------ SUPPLIED MATERIAL ------

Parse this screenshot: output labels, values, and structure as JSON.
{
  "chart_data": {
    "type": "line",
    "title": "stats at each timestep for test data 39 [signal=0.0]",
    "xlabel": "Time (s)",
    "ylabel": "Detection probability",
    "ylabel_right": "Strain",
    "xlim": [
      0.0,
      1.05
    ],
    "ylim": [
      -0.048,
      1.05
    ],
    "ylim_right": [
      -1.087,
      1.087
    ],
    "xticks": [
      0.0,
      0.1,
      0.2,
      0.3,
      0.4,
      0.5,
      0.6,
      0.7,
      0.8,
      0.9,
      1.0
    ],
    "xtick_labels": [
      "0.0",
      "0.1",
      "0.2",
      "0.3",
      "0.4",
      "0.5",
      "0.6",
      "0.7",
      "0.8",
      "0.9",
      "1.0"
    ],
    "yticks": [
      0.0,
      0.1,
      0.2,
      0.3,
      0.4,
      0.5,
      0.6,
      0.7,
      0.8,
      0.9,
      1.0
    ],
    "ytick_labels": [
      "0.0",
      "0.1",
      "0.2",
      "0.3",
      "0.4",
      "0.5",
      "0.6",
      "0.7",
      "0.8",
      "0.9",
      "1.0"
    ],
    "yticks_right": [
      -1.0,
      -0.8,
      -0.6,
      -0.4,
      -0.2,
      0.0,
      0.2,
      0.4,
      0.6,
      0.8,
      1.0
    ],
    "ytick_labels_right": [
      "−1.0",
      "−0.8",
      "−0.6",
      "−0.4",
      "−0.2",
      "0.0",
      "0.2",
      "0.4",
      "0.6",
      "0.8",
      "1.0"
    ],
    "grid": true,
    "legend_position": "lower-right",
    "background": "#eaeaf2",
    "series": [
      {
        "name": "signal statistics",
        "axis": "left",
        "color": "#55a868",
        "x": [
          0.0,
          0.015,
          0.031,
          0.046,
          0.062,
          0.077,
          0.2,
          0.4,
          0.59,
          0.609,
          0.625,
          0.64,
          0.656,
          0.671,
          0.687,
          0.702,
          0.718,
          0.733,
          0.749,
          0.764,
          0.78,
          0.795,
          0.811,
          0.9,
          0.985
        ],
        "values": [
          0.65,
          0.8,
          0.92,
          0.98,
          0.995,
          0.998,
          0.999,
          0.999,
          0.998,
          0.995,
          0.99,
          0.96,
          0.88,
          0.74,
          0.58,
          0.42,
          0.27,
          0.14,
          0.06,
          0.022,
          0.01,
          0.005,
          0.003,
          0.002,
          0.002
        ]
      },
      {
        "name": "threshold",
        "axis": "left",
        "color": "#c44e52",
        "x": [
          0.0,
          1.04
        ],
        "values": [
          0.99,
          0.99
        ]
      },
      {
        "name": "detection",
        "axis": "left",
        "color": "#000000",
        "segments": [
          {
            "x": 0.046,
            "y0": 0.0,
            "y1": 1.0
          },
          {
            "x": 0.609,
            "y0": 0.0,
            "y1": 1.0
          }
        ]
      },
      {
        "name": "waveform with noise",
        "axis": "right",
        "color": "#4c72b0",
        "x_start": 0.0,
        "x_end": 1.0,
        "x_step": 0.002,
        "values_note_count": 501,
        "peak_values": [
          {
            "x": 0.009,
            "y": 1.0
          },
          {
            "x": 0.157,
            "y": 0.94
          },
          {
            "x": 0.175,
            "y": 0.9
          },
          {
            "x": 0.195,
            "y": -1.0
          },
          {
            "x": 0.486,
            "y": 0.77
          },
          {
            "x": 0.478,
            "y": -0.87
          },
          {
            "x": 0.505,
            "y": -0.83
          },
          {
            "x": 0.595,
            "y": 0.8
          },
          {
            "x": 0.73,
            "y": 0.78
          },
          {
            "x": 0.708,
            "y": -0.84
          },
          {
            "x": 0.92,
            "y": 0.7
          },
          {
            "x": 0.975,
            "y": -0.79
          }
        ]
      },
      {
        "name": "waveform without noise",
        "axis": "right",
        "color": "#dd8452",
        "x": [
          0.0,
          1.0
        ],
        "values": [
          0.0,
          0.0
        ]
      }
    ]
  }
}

------

◆ GIVEN TASK:
Write out all the records above again, exactly as they stand.

◆ SOLUTION TO THE EXERCISE:
Parse this screenshot: output labels, values, and structure as JSON.
{
  "chart_data": {
    "type": "line",
    "title": "stats at each timestep for test data 39 [signal=0.0]",
    "xlabel": "Time (s)",
    "ylabel": "Detection probability",
    "ylabel_right": "Strain",
    "xlim": [
      0.0,
      1.05
    ],
    "ylim": [
      -0.048,
      1.05
    ],
    "ylim_right": [
      -1.087,
      1.087
    ],
    "xticks": [
      0.0,
      0.1,
      0.2,
      0.3,
      0.4,
      0.5,
      0.6,
      0.7,
      0.8,
      0.9,
      1.0
    ],
    "xtick_labels": [
      "0.0",
      "0.1",
      "0.2",
      "0.3",
      "0.4",
      "0.5",
      "0.6",
      "0.7",
      "0.8",
      "0.9",
      "1.0"
    ],
    "yticks": [
      0.0,
      0.1,
      0.2,
      0.3,
      0.4,
      0.5,
      0.6,
      0.7,
      0.8,
      0.9,
      1.0
    ],
    "ytick_labels": [
      "0.0",
      "0.1",
      "0.2",
      "0.3",
      "0.4",
      "0.5",
      "0.6",
      "0.7",
      "0.8",
      "0.9",
      "1.0"
    ],
    "yticks_right": [
      -1.0,
      -0.8,
      -0.6,
      -0.4,
      -0.2,
      0.0,
      0.2,
      0.4,
      0.6,
      0.8,
      1.0
    ],
    "ytick_labels_right": [
      "−1.0",
      "−0.8",
      "−0.6",
      "−0.4",
      "−0.2",
      "0.0",
      "0.2",
      "0.4",
      "0.6",
      "0.8",
      "1.0"
    ],
    "grid": true,
    "legend_position": "lower-right",
    "background": "#eaeaf2",
    "series": [
      {
        "name": "signal statistics",
        "axis": "left",
        "color": "#55a868",
        "x": [
          0.0,
          0.015,
          0.031,
          0.046,
          0.062,
          0.077,
          0.2,
          0.4,
          0.59,
          0.609,
          0.625,
          0.64,
          0.656,
          0.671,
          0.687,
          0.702,
          0.718,
          0.733,
          0.749,
          0.764,
          0.78,
          0.795,
          0.811,
          0.9,
          0.985
        ],
        "values": [
          0.65,
          0.8,
          0.92,
          0.98,
          0.995,
          0.998,
          0.999,
          0.999,
          0.998,
          0.995,
          0.99,
          0.96,
          0.88,
          0.74,
          0.58,
          0.42,
          0.27,
          0.14,
          0.06,
          0.022,
          0.01,
          0.005,
          0.003,
          0.002,
          0.002
        ]
      },
      {
        "name": "threshold",
        "axis": "left",
        "color": "#c44e52",
        "x": [
          0.0,
          1.04
        ],
        "values": [
          0.99,
          0.99
        ]
      },
      {
        "name": "detection",
        "axis": "left",
        "color": "#000000",
        "segments": [
          {
            "x": 0.046,
            "y0": 0.0,
            "y1": 1.0
          },
          {
            "x": 0.609,
            "y0": 0.0,
            "y1": 1.0
          }
        ]
      },
      {
        "name": "waveform with noise",
        "axis": "right",
        "color": "#4c72b0",
        "x_start": 0.0,
        "x_end": 1.0,
        "x_step": 0.002,
        "values_note_count": 501,
        "peak_values": [
          {
            "x": 0.009,
            "y": 1.0
          },
          {
            "x": 0.157,
            "y": 0.94
          },
          {
            "x": 0.175,
            "y": 0.9
          },
          {
            "x": 0.195,
            "y": -1.0
          },
          {
            "x": 0.486,
            "y": 0.77
          },
          {
            "x": 0.478,
            "y": -0.87
          },
          {
            "x": 0.505,
            "y": -0.83
          },
          {
            "x": 0.595,
            "y": 0.8
          },
          {
            "x": 0.73,
            "y": 0.78
          },
          {
            "x": 0.708,
            "y": -0.84
          },
          {
            "x": 0.92,
            "y": 0.7
          },
          {
            "x": 0.975,
            "y": -0.79
          }
        ]
      },
      {
        "name": "waveform without noise",
        "axis": "right",
        "color": "#dd8452",
        "x": [
          0.0,
          1.0
        ],
        "values": [
          0.0,
          0.0
        ]
      }
    ]
  }
}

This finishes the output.